Repeat each entry word for word. Leave any images out of the copy.

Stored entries
○ ○ ○ ○ ○

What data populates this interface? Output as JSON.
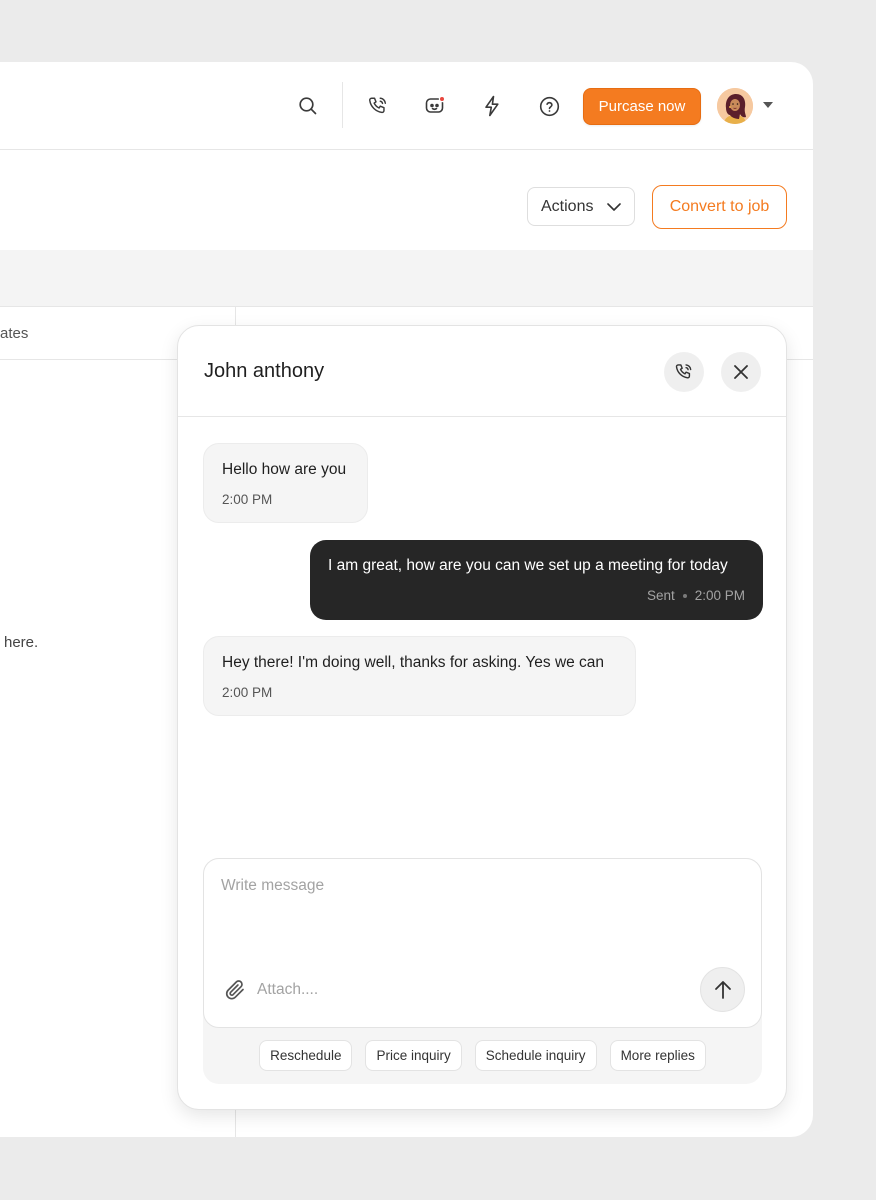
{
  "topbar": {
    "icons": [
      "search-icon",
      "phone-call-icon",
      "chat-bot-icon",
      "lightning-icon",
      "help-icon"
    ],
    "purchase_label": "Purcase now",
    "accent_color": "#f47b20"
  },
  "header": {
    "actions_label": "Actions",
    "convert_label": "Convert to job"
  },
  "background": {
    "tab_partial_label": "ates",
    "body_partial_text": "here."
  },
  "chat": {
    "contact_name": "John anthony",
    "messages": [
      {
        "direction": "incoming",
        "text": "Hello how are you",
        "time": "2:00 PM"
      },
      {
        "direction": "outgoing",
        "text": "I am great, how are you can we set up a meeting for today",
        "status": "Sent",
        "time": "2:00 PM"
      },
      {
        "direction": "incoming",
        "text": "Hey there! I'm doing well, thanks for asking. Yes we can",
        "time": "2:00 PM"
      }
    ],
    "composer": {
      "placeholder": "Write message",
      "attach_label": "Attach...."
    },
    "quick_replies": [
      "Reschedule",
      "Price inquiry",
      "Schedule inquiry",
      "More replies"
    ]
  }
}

○ ○ ○ ○ ○

§ The solution:
What data populates this interface? Output as JSON.
{
  "topbar": {
    "icons": [
      "search-icon",
      "phone-call-icon",
      "chat-bot-icon",
      "lightning-icon",
      "help-icon"
    ],
    "purchase_label": "Purcase now",
    "accent_color": "#f47b20"
  },
  "header": {
    "actions_label": "Actions",
    "convert_label": "Convert to job"
  },
  "background": {
    "tab_partial_label": "ates",
    "body_partial_text": "here."
  },
  "chat": {
    "contact_name": "John anthony",
    "messages": [
      {
        "direction": "incoming",
        "text": "Hello how are you",
        "time": "2:00 PM"
      },
      {
        "direction": "outgoing",
        "text": "I am great, how are you can we set up a meeting for today",
        "status": "Sent",
        "time": "2:00 PM"
      },
      {
        "direction": "incoming",
        "text": "Hey there! I'm doing well, thanks for asking. Yes we can",
        "time": "2:00 PM"
      }
    ],
    "composer": {
      "placeholder": "Write message",
      "attach_label": "Attach...."
    },
    "quick_replies": [
      "Reschedule",
      "Price inquiry",
      "Schedule inquiry",
      "More replies"
    ]
  }
}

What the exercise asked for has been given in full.